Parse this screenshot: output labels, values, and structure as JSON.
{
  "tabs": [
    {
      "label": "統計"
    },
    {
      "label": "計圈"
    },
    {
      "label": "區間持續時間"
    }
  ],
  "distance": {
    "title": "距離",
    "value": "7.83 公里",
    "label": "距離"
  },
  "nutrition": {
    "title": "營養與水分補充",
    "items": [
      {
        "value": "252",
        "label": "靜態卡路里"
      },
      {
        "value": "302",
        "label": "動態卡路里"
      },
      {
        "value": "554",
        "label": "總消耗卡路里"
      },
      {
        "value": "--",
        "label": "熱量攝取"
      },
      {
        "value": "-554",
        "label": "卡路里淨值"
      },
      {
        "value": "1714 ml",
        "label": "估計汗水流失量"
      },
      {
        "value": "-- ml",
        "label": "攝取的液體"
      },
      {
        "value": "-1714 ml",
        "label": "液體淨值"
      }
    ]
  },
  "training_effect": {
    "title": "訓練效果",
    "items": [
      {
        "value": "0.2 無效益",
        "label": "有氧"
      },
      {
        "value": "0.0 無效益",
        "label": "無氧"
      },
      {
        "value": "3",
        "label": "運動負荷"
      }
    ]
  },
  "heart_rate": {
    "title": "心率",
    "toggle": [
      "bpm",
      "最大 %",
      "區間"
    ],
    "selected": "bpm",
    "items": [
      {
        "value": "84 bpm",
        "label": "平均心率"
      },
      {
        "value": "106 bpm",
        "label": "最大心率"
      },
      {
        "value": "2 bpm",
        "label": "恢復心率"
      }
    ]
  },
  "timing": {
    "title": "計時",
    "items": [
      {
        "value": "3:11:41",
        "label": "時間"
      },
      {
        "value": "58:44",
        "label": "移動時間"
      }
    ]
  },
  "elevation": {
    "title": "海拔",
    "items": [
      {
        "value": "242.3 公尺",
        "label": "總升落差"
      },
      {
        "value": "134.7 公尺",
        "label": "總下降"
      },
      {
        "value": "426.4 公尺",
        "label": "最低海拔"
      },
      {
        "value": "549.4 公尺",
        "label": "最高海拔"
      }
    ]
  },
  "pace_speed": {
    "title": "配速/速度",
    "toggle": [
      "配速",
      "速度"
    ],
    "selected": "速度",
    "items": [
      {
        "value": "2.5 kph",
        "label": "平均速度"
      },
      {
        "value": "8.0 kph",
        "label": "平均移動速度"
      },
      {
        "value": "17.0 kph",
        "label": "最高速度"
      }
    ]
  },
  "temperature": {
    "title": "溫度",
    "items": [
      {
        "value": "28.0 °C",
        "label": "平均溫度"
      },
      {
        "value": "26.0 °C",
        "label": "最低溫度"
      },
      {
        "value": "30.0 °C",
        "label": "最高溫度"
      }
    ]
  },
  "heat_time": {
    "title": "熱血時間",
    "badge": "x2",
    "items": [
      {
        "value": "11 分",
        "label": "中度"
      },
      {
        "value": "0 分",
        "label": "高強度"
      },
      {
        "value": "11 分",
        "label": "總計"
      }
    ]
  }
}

-- -- --

▶ **EXERCISE DIRECTIONS**:
Return the entries above exactly, each one complete.

▶ **RESULT**:
Parse this screenshot: output labels, values, and structure as JSON.
{
  "tabs": [
    {
      "label": "統計"
    },
    {
      "label": "計圈"
    },
    {
      "label": "區間持續時間"
    }
  ],
  "distance": {
    "title": "距離",
    "value": "7.83 公里",
    "label": "距離"
  },
  "nutrition": {
    "title": "營養與水分補充",
    "items": [
      {
        "value": "252",
        "label": "靜態卡路里"
      },
      {
        "value": "302",
        "label": "動態卡路里"
      },
      {
        "value": "554",
        "label": "總消耗卡路里"
      },
      {
        "value": "--",
        "label": "熱量攝取"
      },
      {
        "value": "-554",
        "label": "卡路里淨值"
      },
      {
        "value": "1714 ml",
        "label": "估計汗水流失量"
      },
      {
        "value": "-- ml",
        "label": "攝取的液體"
      },
      {
        "value": "-1714 ml",
        "label": "液體淨值"
      }
    ]
  },
  "training_effect": {
    "title": "訓練效果",
    "items": [
      {
        "value": "0.2 無效益",
        "label": "有氧"
      },
      {
        "value": "0.0 無效益",
        "label": "無氧"
      },
      {
        "value": "3",
        "label": "運動負荷"
      }
    ]
  },
  "heart_rate": {
    "title": "心率",
    "toggle": [
      "bpm",
      "最大 %",
      "區間"
    ],
    "selected": "bpm",
    "items": [
      {
        "value": "84 bpm",
        "label": "平均心率"
      },
      {
        "value": "106 bpm",
        "label": "最大心率"
      },
      {
        "value": "2 bpm",
        "label": "恢復心率"
      }
    ]
  },
  "timing": {
    "title": "計時",
    "items": [
      {
        "value": "3:11:41",
        "label": "時間"
      },
      {
        "value": "58:44",
        "label": "移動時間"
      }
    ]
  },
  "elevation": {
    "title": "海拔",
    "items": [
      {
        "value": "242.3 公尺",
        "label": "總升落差"
      },
      {
        "value": "134.7 公尺",
        "label": "總下降"
      },
      {
        "value": "426.4 公尺",
        "label": "最低海拔"
      },
      {
        "value": "549.4 公尺",
        "label": "最高海拔"
      }
    ]
  },
  "pace_speed": {
    "title": "配速/速度",
    "toggle": [
      "配速",
      "速度"
    ],
    "selected": "速度",
    "items": [
      {
        "value": "2.5 kph",
        "label": "平均速度"
      },
      {
        "value": "8.0 kph",
        "label": "平均移動速度"
      },
      {
        "value": "17.0 kph",
        "label": "最高速度"
      }
    ]
  },
  "temperature": {
    "title": "溫度",
    "items": [
      {
        "value": "28.0 °C",
        "label": "平均溫度"
      },
      {
        "value": "26.0 °C",
        "label": "最低溫度"
      },
      {
        "value": "30.0 °C",
        "label": "最高溫度"
      }
    ]
  },
  "heat_time": {
    "title": "熱血時間",
    "badge": "x2",
    "items": [
      {
        "value": "11 分",
        "label": "中度"
      },
      {
        "value": "0 分",
        "label": "高強度"
      },
      {
        "value": "11 分",
        "label": "總計"
      }
    ]
  }
}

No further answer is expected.